◆ WORK TO BE COMPLETED ◆
Please copy every line of the records below that holds the word "name".

Items from a figure collection:
====

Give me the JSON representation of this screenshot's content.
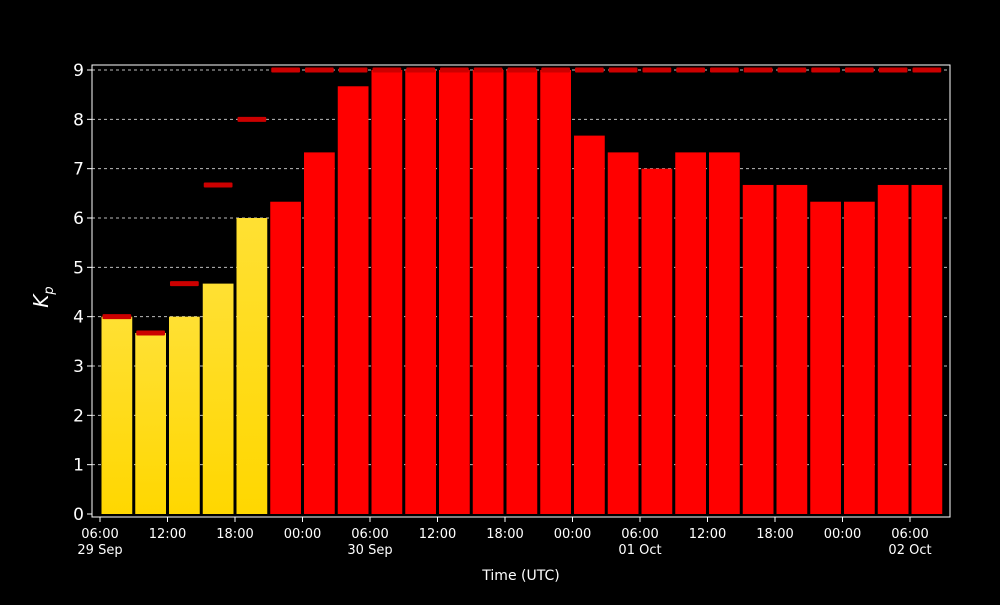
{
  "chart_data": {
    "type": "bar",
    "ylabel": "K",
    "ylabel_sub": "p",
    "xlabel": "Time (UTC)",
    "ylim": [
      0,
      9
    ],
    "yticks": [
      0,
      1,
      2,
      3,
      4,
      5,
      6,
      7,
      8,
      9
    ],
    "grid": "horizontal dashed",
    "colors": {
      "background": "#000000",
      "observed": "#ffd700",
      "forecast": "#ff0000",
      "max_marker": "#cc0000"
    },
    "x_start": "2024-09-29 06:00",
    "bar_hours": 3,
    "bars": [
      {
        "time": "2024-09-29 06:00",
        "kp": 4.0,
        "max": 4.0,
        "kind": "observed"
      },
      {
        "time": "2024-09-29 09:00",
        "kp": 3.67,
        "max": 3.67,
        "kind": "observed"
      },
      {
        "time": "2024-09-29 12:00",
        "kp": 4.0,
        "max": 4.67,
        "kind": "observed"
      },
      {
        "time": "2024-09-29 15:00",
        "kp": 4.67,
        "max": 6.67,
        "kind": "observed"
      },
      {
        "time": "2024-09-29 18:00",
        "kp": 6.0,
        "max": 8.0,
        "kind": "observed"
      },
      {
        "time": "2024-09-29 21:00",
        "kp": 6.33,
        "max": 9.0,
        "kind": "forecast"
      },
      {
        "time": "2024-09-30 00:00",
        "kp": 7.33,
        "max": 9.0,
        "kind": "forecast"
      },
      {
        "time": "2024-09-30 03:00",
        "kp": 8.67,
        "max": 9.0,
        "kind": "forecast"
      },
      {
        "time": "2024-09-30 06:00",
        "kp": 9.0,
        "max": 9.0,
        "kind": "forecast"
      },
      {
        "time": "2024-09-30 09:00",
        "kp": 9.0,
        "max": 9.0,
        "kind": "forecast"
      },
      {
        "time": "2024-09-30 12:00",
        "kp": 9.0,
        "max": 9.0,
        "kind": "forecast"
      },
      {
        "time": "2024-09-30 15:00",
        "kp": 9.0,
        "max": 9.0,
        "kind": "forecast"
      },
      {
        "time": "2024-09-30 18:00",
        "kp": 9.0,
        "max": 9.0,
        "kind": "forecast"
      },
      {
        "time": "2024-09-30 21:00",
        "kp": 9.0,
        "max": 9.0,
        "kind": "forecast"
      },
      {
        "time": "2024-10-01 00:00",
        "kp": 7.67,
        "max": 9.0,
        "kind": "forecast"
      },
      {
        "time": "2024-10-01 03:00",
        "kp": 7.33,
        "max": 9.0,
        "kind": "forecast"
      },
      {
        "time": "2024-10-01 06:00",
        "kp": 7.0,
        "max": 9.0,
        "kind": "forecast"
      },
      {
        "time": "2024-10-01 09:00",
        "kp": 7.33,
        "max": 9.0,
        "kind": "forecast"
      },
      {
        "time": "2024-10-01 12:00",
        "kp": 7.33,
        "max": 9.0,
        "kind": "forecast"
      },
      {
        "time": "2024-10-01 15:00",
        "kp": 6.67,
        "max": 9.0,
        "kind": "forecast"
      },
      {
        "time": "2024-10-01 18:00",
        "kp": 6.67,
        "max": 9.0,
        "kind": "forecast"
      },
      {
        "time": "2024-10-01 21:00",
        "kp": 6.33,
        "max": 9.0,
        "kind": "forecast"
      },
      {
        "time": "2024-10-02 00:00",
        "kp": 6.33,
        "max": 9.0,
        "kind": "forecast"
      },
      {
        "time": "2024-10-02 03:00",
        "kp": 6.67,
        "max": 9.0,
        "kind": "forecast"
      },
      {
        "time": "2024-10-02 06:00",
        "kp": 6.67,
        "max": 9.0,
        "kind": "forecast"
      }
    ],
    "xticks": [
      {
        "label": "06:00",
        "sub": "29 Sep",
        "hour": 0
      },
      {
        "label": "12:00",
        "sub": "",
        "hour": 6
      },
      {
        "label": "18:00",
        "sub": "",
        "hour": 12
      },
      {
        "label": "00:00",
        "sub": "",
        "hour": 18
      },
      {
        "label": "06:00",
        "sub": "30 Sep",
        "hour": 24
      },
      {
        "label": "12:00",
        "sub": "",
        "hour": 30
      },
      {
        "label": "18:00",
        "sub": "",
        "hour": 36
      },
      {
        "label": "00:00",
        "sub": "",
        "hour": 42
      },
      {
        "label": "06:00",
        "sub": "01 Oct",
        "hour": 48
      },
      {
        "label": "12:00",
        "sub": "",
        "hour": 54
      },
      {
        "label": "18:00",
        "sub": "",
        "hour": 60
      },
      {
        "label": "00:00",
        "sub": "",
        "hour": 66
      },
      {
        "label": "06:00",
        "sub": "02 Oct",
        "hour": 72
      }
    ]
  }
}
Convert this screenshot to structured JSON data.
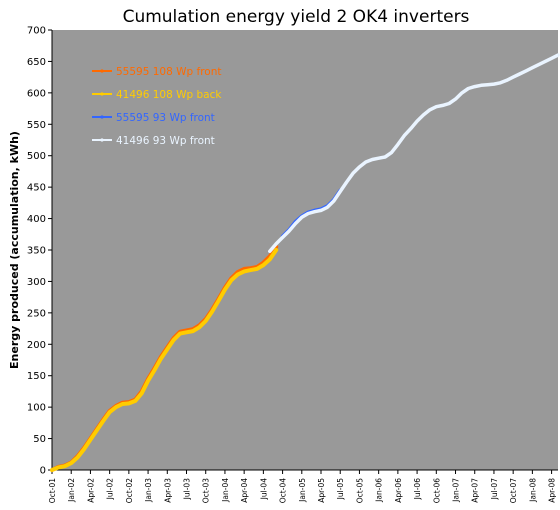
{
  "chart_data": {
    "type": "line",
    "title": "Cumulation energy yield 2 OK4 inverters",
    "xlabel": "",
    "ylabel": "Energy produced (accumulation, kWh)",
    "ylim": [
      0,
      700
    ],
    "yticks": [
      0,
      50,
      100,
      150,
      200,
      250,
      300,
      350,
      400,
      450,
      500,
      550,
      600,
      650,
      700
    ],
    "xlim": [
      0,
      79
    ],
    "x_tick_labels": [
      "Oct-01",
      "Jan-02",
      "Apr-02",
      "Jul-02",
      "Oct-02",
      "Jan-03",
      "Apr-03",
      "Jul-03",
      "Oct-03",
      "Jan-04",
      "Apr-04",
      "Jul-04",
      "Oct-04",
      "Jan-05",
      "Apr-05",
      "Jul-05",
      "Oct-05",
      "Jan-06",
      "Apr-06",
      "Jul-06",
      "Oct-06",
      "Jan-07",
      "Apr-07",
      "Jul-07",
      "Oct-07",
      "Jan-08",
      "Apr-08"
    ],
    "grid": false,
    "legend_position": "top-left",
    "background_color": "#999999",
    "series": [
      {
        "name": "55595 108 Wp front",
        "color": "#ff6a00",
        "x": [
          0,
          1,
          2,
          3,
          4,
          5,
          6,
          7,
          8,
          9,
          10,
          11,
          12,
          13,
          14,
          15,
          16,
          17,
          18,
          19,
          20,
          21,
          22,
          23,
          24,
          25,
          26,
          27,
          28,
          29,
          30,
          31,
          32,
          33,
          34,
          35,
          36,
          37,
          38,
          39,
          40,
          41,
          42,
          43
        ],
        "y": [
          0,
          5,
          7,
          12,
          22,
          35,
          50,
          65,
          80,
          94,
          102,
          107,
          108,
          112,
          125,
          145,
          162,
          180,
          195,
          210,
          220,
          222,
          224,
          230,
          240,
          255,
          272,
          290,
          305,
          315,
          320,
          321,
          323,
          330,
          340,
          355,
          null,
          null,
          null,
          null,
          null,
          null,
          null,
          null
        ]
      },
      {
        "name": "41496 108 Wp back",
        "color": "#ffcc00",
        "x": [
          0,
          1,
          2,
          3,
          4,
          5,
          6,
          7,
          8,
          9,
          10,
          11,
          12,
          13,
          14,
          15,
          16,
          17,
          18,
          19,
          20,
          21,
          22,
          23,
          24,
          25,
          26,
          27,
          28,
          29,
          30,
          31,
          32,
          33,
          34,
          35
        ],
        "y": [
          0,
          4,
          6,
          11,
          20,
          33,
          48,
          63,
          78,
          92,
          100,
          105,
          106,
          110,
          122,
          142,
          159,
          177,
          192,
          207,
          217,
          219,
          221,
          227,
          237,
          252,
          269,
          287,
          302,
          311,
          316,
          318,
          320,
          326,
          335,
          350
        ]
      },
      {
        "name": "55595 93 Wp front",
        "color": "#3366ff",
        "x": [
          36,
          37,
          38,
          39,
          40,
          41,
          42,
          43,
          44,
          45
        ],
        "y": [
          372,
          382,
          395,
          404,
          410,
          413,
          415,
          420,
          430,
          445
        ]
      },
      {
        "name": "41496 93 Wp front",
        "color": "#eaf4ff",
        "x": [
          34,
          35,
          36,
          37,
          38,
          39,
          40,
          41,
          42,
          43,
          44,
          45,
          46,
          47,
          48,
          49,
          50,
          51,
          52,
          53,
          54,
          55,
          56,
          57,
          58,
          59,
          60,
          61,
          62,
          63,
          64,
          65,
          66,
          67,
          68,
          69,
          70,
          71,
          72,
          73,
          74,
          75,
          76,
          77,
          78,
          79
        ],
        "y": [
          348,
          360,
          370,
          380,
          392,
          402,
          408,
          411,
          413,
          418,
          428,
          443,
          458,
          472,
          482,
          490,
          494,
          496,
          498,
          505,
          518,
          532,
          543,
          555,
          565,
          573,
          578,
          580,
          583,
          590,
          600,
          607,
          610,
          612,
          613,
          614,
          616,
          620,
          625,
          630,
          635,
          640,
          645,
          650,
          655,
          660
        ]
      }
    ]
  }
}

====

◆ CORRECT RESULT ◆
        "name": "55595 108 Wp front",
        "name": "41496 108 Wp back",
        "name": "55595 93 Wp front",
        "name": "41496 93 Wp front",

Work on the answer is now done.